*Textabschnitt*
Empfindliche Membranen

Die andere große Herausforderung ist die Reinigung des Prozesswassers, für die noch keine allgemeine Lösung gefunden wurde. Vielmehr gibt es verfahrensbedingt Unterschiede zwischen allen Prozesswässern. Das ist wichtig, da es besondere Anforderungen an die verwendeten Rohstoffe – darunter nun auch das verwendete Prozesswasser – gibt. Denn die Membranen der Chlor-Elektrolyseanlagen, in die das recycelte Abwasser wieder eingespeist wird, reagieren sehr empfindlich auf Verunreinigungen. „Ablagerungen können die Membranen schädigen und zudem ihren Widerstand erhöhen“, so Schiesser. Das würde den Stromverbrauch ansteigen lassen oder noch schlimmer: den Prozess ungeplant unterbrechen.

Darum hat Covestro mit Partnern mehrere Verfahren getestet, um das salzhaltige Prozesswasser zu reinigen und für das Recycling nutzbar zu machen. Verschiedene Verfahren wurden dafür untersucht, sogar die Nutzung äußerst widerstandsfähiger Bakterien. Dazu gab es ein Kooperationsprojekt mit der Technischen Universität Wien. Für einzelne Anlagen sind aus den verschiedenen Ansätzen schon zufriedenstellende Ergebnisse hervorgegangen, für eine allgemeine Lösung muss die Forschung jedoch noch voranschreiten.

Sobald das Prozesswasser auf diese Weise von organischen Spuren gereinigt ist, beginnt die Aufkonzentrierung bis hin zum Salz in kristalliner Form. Die Reinigung und Anreicherung des Abwassers ist aktuell noch relativ aufwendig und kostspielig. Aber die Partner sind guter Dinge, diese und andere Hürden zu überwinden.

Ausgezeichnet

Das sehen auch unabhängige Experten so: Mit dem Salzwasserrecycling belegte der Kunststoffhersteller den zweiten Platz im Wettbewerb „Wir haben gute Ideen für Kreislaufwirtschaft“, einer Initiative im Rahmen des Responsible Care-Programms vom Landesverband Nordrhein-Westfalen im Verband der Chemischen Industrie (VCI NRW). Auch das Bundesumweltministerium lobt die Entwicklung der Technologie als hervorragendes Beispiel für die Umsetzung des Kreislaufgedankens in der Industrie und stellte Fördermittel bereit.

Die Auszeichnungen machen den beteiligten Partnern Mut für ihre großen Ziele: „Wir hoffen, dass am Ende nicht nur die Kunststoffbranche von unseren Forschungsergebnissen profitiert“, sagt Schiesser. Vielmehr sollen auch andere Industriezweige daraus Nutzen ziehen.

*Schriftliche Aufgabe 1*
Gib den Textabschnitt über das Salzwasserrecycling ab den Worten „Darum hat Covestro“ bis einschließlich „Hürden zu überwinden.“ wieder. Ersetze dabei „Bakterien“ durch „Mikroorganismen“.
*Schriftliche Aufgabe 2*
Führe den Text über das Salzwasserrecycling nach seinem letzten Satz weiter.
Die Auflistung ist für die Bearbeitung nicht erforderlich.

*Erfasste Daten*
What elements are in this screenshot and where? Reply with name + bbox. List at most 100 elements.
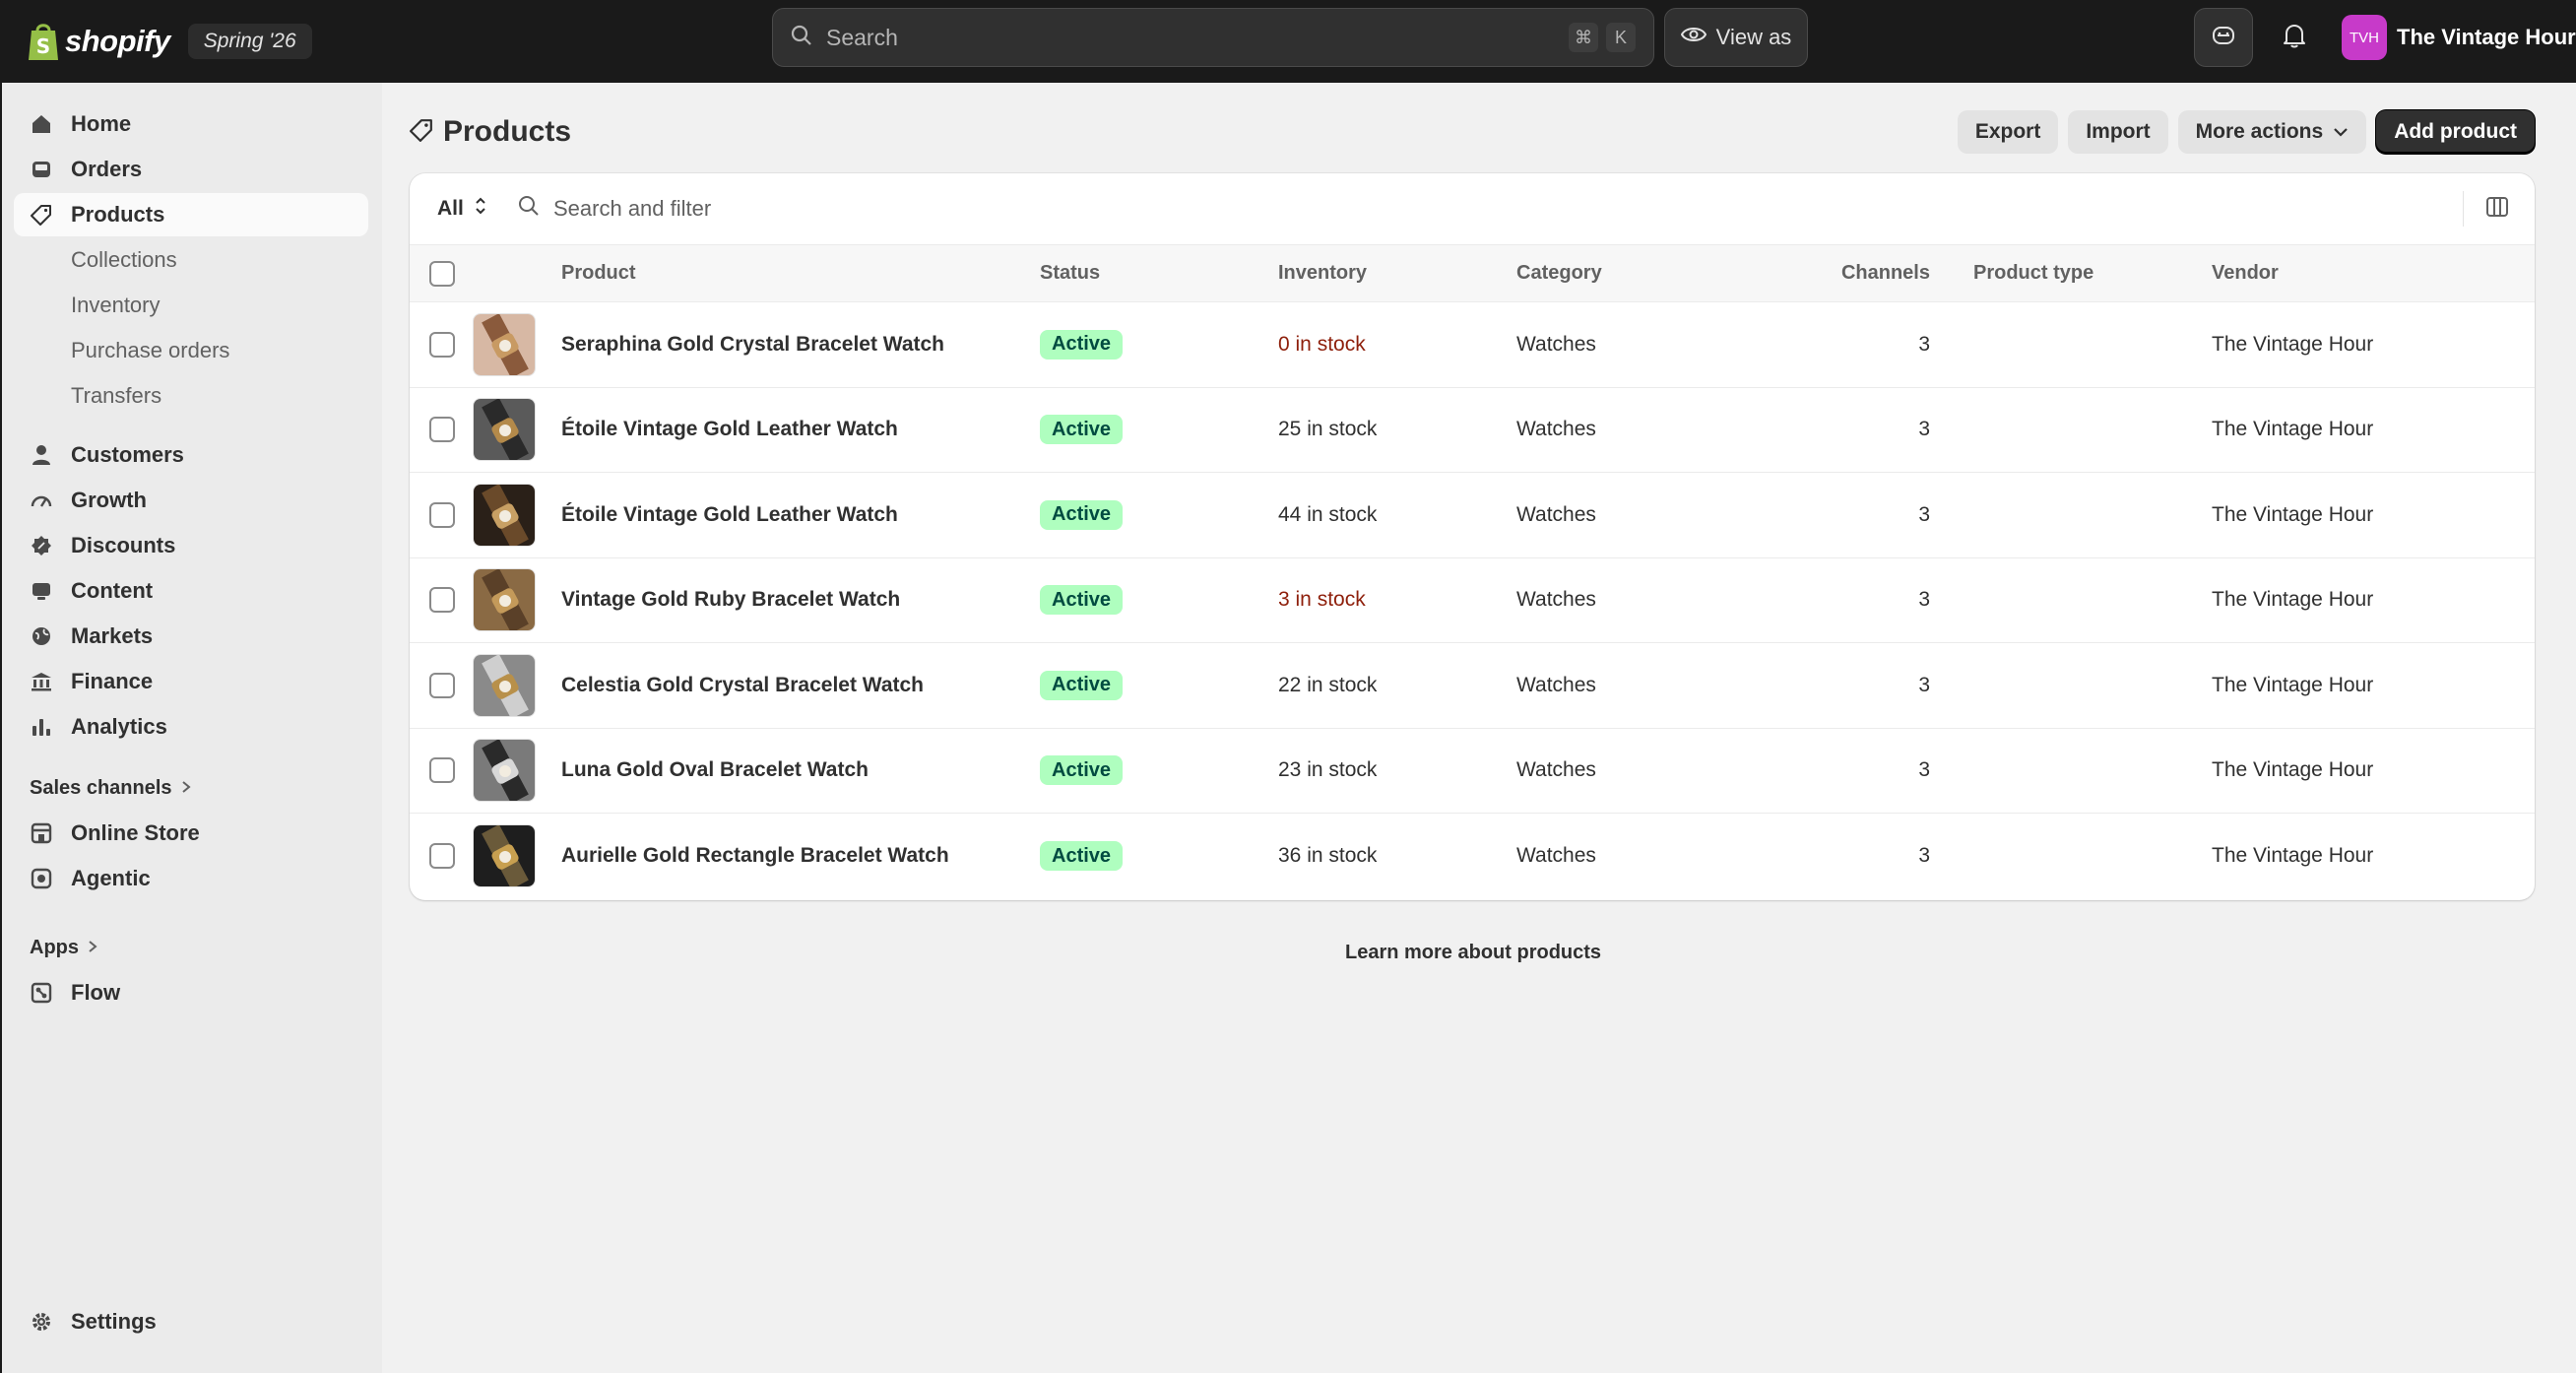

*Ergebnis 1*
Darum hat Covestro mit Partnern mehrere Verfahren getestet, um das salzhaltige Prozesswasser zu reinigen und für das Recycling nutzbar zu machen. Verschiedene Verfahren wurden dafür untersucht, sogar die Nutzung äußerst widerstandsfähiger Mikroorganismen. Dazu gab es ein Kooperationsprojekt mit der Technischen Universität Wien. Für einzelne Anlagen sind aus den verschiedenen Ansätzen schon zufriedenstellende Ergebnisse hervorgegangen, für eine allgemeine Lösung muss die Forschung jedoch noch voranschreiten.

Sobald das Prozesswasser auf diese Weise von organischen Spuren gereinigt ist, beginnt die Aufkonzentrierung bis hin zum Salz in kristalliner Form. Die Reinigung und Anreicherung des Abwassers ist aktuell noch relativ aufwendig und kostspielig. Aber die Partner sind guter Dinge, diese und andere Hürden zu überwinden.

*Ergebnis 2*
Covestros Kreis-Strategie

Covestro setzt nicht nur auf Salzwasser-Recycling. Das Unternehmen will sich mit einem langfristigen Programm umfassend auf die Kreislaufwirtschaft ausrichten und dabei eine gestaltende Kraft für die gesamte Kunststoffindustrie sein. Insbesondere strebt Covestro in der Produktion so weit wie möglich den Einsatz von Rohstoffen aus nachhaltigen Quellen wie Abfall, Pflanzen sowie CO2 an. So soll die größtmögliche Abkehr von fossilen Ressourcen wie Erdöl erreicht werden. Vor allem gilt es, gebrauchten Kunststoff systematisch und weitestgehend wiederzuverwerten. Dazu will Covestro neue Technologien entwickeln. Insgesamt will das Unternehmen die Umstellung von der Einweg- zur Kreislaufwirtschaft mit möglichst vielen Partnern gestalten und erwartet davon auch neue geschäftliche Chancen. Die auf einmalige Nutzung ausgerichteten linearen Muster in Konsum und Produktion haben ausgedient – wir müssen vielmehr den Kreislaufgedanken stärken und unser Handeln konsequent darauf ausrichten“, betont der Vorstandsvorsitzende Markus Steilemann.

Covestro Container Uerdingen (Re Salt)

Das Projektteam von Covestro Leverkusen und der TU Wien vor ihrem aktuellen „Baby“: dem Biocontainer mit den Forschungsanlagen.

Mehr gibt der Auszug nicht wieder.